[Stored records]

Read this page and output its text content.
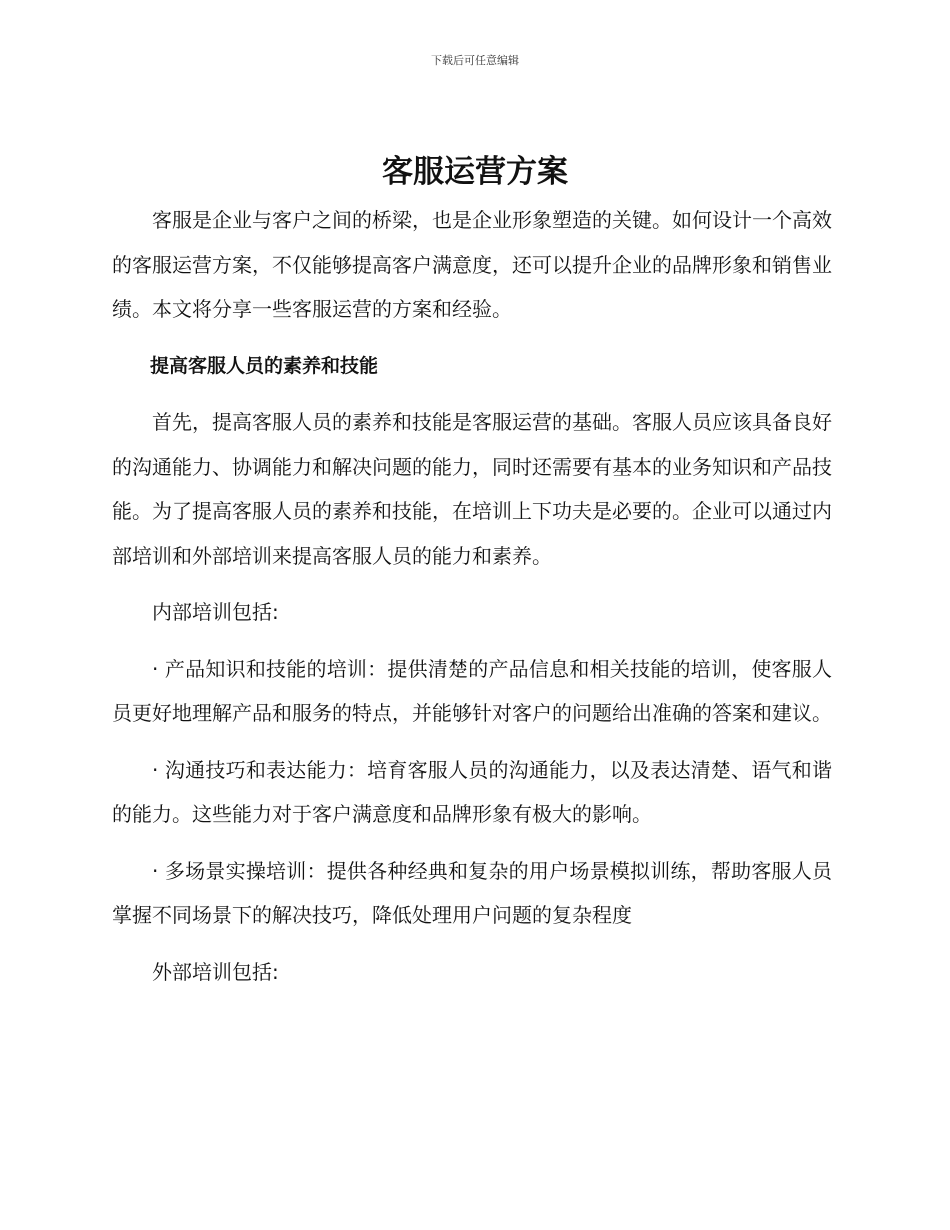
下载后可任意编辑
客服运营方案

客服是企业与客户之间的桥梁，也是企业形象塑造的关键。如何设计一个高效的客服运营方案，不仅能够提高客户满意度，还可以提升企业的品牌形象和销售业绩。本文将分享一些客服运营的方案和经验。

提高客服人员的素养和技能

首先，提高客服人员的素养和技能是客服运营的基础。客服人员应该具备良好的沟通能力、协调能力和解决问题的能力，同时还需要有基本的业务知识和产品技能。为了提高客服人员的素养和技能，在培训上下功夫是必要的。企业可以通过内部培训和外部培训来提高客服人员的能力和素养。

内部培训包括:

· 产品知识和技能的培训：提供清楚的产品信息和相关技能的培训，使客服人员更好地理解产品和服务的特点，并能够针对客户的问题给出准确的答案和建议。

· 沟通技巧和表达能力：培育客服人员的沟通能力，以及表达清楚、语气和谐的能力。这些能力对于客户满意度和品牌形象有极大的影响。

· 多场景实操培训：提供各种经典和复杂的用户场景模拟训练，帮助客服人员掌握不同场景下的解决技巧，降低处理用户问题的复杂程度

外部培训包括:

■ Stated task ■
Write the records out again in full, exactly, and skip every picture.

■ Response below ■
Read this page and output its text content.
下载后可任意编辑
客服运营方案

客服是企业与客户之间的桥梁，也是企业形象塑造的关键。如何设计一个高效的客服运营方案，不仅能够提高客户满意度，还可以提升企业的品牌形象和销售业绩。本文将分享一些客服运营的方案和经验。

提高客服人员的素养和技能

首先，提高客服人员的素养和技能是客服运营的基础。客服人员应该具备良好的沟通能力、协调能力和解决问题的能力，同时还需要有基本的业务知识和产品技能。为了提高客服人员的素养和技能，在培训上下功夫是必要的。企业可以通过内部培训和外部培训来提高客服人员的能力和素养。

内部培训包括:

· 产品知识和技能的培训：提供清楚的产品信息和相关技能的培训，使客服人员更好地理解产品和服务的特点，并能够针对客户的问题给出准确的答案和建议。

· 沟通技巧和表达能力：培育客服人员的沟通能力，以及表达清楚、语气和谐的能力。这些能力对于客户满意度和品牌形象有极大的影响。

· 多场景实操培训：提供各种经典和复杂的用户场景模拟训练，帮助客服人员掌握不同场景下的解决技巧，降低处理用户问题的复杂程度

外部培训包括:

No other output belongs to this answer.